Please set down all the lines beneath this one exactly, without the pictures.

◇ ◇ ◇

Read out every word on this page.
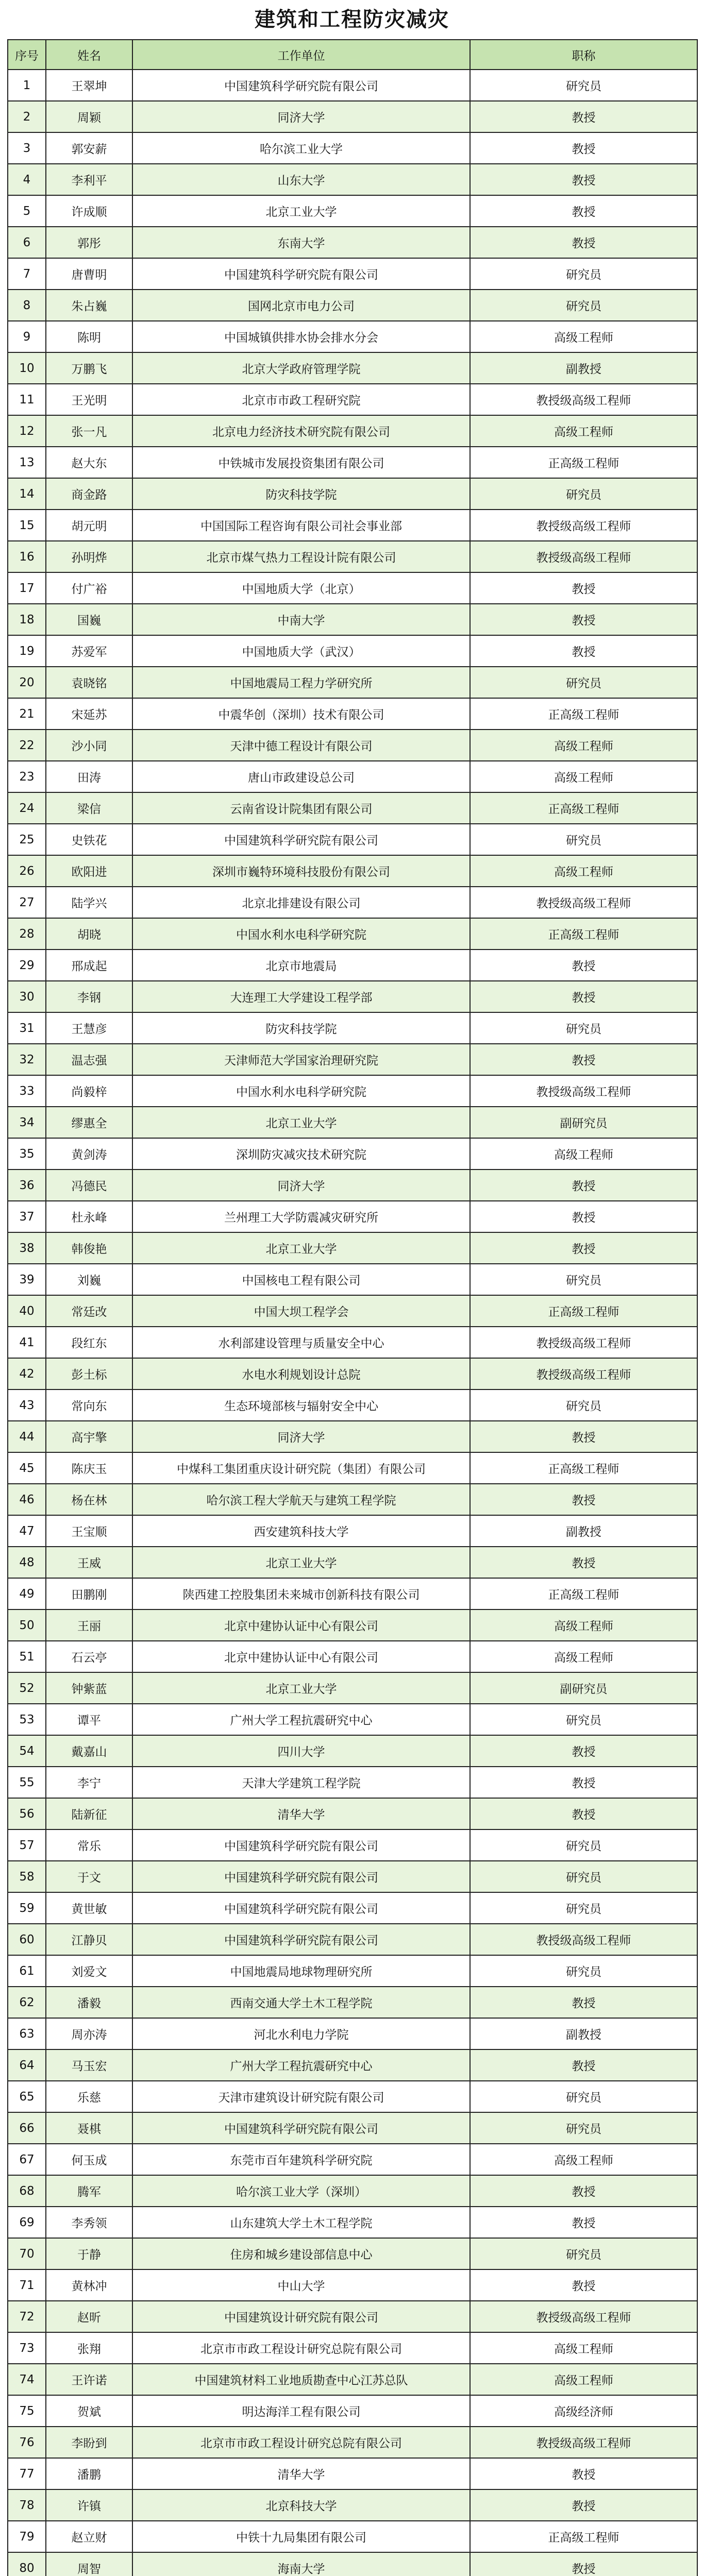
建筑和工程防灾减灾
序号	姓名	工作单位	职称
1	王翠坤	中国建筑科学研究院有限公司	研究员
2	周颖	同济大学	教授
3	郭安薪	哈尔滨工业大学	教授
4	李利平	山东大学	教授
5	许成顺	北京工业大学	教授
6	郭彤	东南大学	教授
7	唐曹明	中国建筑科学研究院有限公司	研究员
8	朱占巍	国网北京市电力公司	研究员
9	陈明	中国城镇供排水协会排水分会	高级工程师
10	万鹏飞	北京大学政府管理学院	副教授
11	王光明	北京市市政工程研究院	教授级高级工程师
12	张一凡	北京电力经济技术研究院有限公司	高级工程师
13	赵大东	中铁城市发展投资集团有限公司	正高级工程师
14	商金路	防灾科技学院	研究员
15	胡元明	中国国际工程咨询有限公司社会事业部	教授级高级工程师
16	孙明烨	北京市煤气热力工程设计院有限公司	教授级高级工程师
17	付广裕	中国地质大学（北京）	教授
18	国巍	中南大学	教授
19	苏爱军	中国地质大学（武汉）	教授
20	袁晓铭	中国地震局工程力学研究所	研究员
21	宋延苏	中震华创（深圳）技术有限公司	正高级工程师
22	沙小同	天津中德工程设计有限公司	高级工程师
23	田涛	唐山市政建设总公司	高级工程师
24	梁信	云南省设计院集团有限公司	正高级工程师
25	史铁花	中国建筑科学研究院有限公司	研究员
26	欧阳进	深圳市巍特环境科技股份有限公司	高级工程师
27	陆学兴	北京北排建设有限公司	教授级高级工程师
28	胡晓	中国水利水电科学研究院	正高级工程师
29	邢成起	北京市地震局	教授
30	李钢	大连理工大学建设工程学部	教授
31	王慧彦	防灾科技学院	研究员
32	温志强	天津师范大学国家治理研究院	教授
33	尚毅梓	中国水利水电科学研究院	教授级高级工程师
34	缪惠全	北京工业大学	副研究员
35	黄剑涛	深圳防灾减灾技术研究院	高级工程师
36	冯德民	同济大学	教授
37	杜永峰	兰州理工大学防震减灾研究所	教授
38	韩俊艳	北京工业大学	教授
39	刘巍	中国核电工程有限公司	研究员
40	常廷改	中国大坝工程学会	正高级工程师
41	段红东	水利部建设管理与质量安全中心	教授级高级工程师
42	彭土标	水电水利规划设计总院	教授级高级工程师
43	常向东	生态环境部核与辐射安全中心	研究员
44	高宇擎	同济大学	教授
45	陈庆玉	中煤科工集团重庆设计研究院（集团）有限公司	正高级工程师
46	杨在林	哈尔滨工程大学航天与建筑工程学院	教授
47	王宝顺	西安建筑科技大学	副教授
48	王威	北京工业大学	教授
49	田鹏刚	陕西建工控股集团未来城市创新科技有限公司	正高级工程师
50	王丽	北京中建协认证中心有限公司	高级工程师
51	石云亭	北京中建协认证中心有限公司	高级工程师
52	钟紫蓝	北京工业大学	副研究员
53	谭平	广州大学工程抗震研究中心	研究员
54	戴嘉山	四川大学	教授
55	李宁	天津大学建筑工程学院	教授
56	陆新征	清华大学	教授
57	常乐	中国建筑科学研究院有限公司	研究员
58	于文	中国建筑科学研究院有限公司	研究员
59	黄世敏	中国建筑科学研究院有限公司	研究员
60	江静贝	中国建筑科学研究院有限公司	教授级高级工程师
61	刘爱文	中国地震局地球物理研究所	研究员
62	潘毅	西南交通大学土木工程学院	教授
63	周亦涛	河北水利电力学院	副教授
64	马玉宏	广州大学工程抗震研究中心	教授
65	乐慈	天津市建筑设计研究院有限公司	研究员
66	聂棋	中国建筑科学研究院有限公司	研究员
67	何玉成	东莞市百年建筑科学研究院	高级工程师
68	腾军	哈尔滨工业大学（深圳）	教授
69	李秀领	山东建筑大学土木工程学院	教授
70	于静	住房和城乡建设部信息中心	研究员
71	黄林冲	中山大学	教授
72	赵昕	中国建筑设计研究院有限公司	教授级高级工程师
73	张翔	北京市市政工程设计研究总院有限公司	高级工程师
74	王许诺	中国建筑材料工业地质勘查中心江苏总队	高级工程师
75	贺斌	明达海洋工程有限公司	高级经济师
76	李盼到	北京市市政工程设计研究总院有限公司	教授级高级工程师
77	潘鹏	清华大学	教授
78	许镇	北京科技大学	教授
79	赵立财	中铁十九局集团有限公司	正高级工程师
80	周智	海南大学	教授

◇ ◇ ◇

Final result →
Read out every word on this page.
建筑和工程防灾减灾
序号	姓名	工作单位	职称
1	王翠坤	中国建筑科学研究院有限公司	研究员
2	周颖	同济大学	教授
3	郭安薪	哈尔滨工业大学	教授
4	李利平	山东大学	教授
5	许成顺	北京工业大学	教授
6	郭彤	东南大学	教授
7	唐曹明	中国建筑科学研究院有限公司	研究员
8	朱占巍	国网北京市电力公司	研究员
9	陈明	中国城镇供排水协会排水分会	高级工程师
10	万鹏飞	北京大学政府管理学院	副教授
11	王光明	北京市市政工程研究院	教授级高级工程师
12	张一凡	北京电力经济技术研究院有限公司	高级工程师
13	赵大东	中铁城市发展投资集团有限公司	正高级工程师
14	商金路	防灾科技学院	研究员
15	胡元明	中国国际工程咨询有限公司社会事业部	教授级高级工程师
16	孙明烨	北京市煤气热力工程设计院有限公司	教授级高级工程师
17	付广裕	中国地质大学（北京）	教授
18	国巍	中南大学	教授
19	苏爱军	中国地质大学（武汉）	教授
20	袁晓铭	中国地震局工程力学研究所	研究员
21	宋延苏	中震华创（深圳）技术有限公司	正高级工程师
22	沙小同	天津中德工程设计有限公司	高级工程师
23	田涛	唐山市政建设总公司	高级工程师
24	梁信	云南省设计院集团有限公司	正高级工程师
25	史铁花	中国建筑科学研究院有限公司	研究员
26	欧阳进	深圳市巍特环境科技股份有限公司	高级工程师
27	陆学兴	北京北排建设有限公司	教授级高级工程师
28	胡晓	中国水利水电科学研究院	正高级工程师
29	邢成起	北京市地震局	教授
30	李钢	大连理工大学建设工程学部	教授
31	王慧彦	防灾科技学院	研究员
32	温志强	天津师范大学国家治理研究院	教授
33	尚毅梓	中国水利水电科学研究院	教授级高级工程师
34	缪惠全	北京工业大学	副研究员
35	黄剑涛	深圳防灾减灾技术研究院	高级工程师
36	冯德民	同济大学	教授
37	杜永峰	兰州理工大学防震减灾研究所	教授
38	韩俊艳	北京工业大学	教授
39	刘巍	中国核电工程有限公司	研究员
40	常廷改	中国大坝工程学会	正高级工程师
41	段红东	水利部建设管理与质量安全中心	教授级高级工程师
42	彭土标	水电水利规划设计总院	教授级高级工程师
43	常向东	生态环境部核与辐射安全中心	研究员
44	高宇擎	同济大学	教授
45	陈庆玉	中煤科工集团重庆设计研究院（集团）有限公司	正高级工程师
46	杨在林	哈尔滨工程大学航天与建筑工程学院	教授
47	王宝顺	西安建筑科技大学	副教授
48	王威	北京工业大学	教授
49	田鹏刚	陕西建工控股集团未来城市创新科技有限公司	正高级工程师
50	王丽	北京中建协认证中心有限公司	高级工程师
51	石云亭	北京中建协认证中心有限公司	高级工程师
52	钟紫蓝	北京工业大学	副研究员
53	谭平	广州大学工程抗震研究中心	研究员
54	戴嘉山	四川大学	教授
55	李宁	天津大学建筑工程学院	教授
56	陆新征	清华大学	教授
57	常乐	中国建筑科学研究院有限公司	研究员
58	于文	中国建筑科学研究院有限公司	研究员
59	黄世敏	中国建筑科学研究院有限公司	研究员
60	江静贝	中国建筑科学研究院有限公司	教授级高级工程师
61	刘爱文	中国地震局地球物理研究所	研究员
62	潘毅	西南交通大学土木工程学院	教授
63	周亦涛	河北水利电力学院	副教授
64	马玉宏	广州大学工程抗震研究中心	教授
65	乐慈	天津市建筑设计研究院有限公司	研究员
66	聂棋	中国建筑科学研究院有限公司	研究员
67	何玉成	东莞市百年建筑科学研究院	高级工程师
68	腾军	哈尔滨工业大学（深圳）	教授
69	李秀领	山东建筑大学土木工程学院	教授
70	于静	住房和城乡建设部信息中心	研究员
71	黄林冲	中山大学	教授
72	赵昕	中国建筑设计研究院有限公司	教授级高级工程师
73	张翔	北京市市政工程设计研究总院有限公司	高级工程师
74	王许诺	中国建筑材料工业地质勘查中心江苏总队	高级工程师
75	贺斌	明达海洋工程有限公司	高级经济师
76	李盼到	北京市市政工程设计研究总院有限公司	教授级高级工程师
77	潘鹏	清华大学	教授
78	许镇	北京科技大学	教授
79	赵立财	中铁十九局集团有限公司	正高级工程师
80	周智	海南大学	教授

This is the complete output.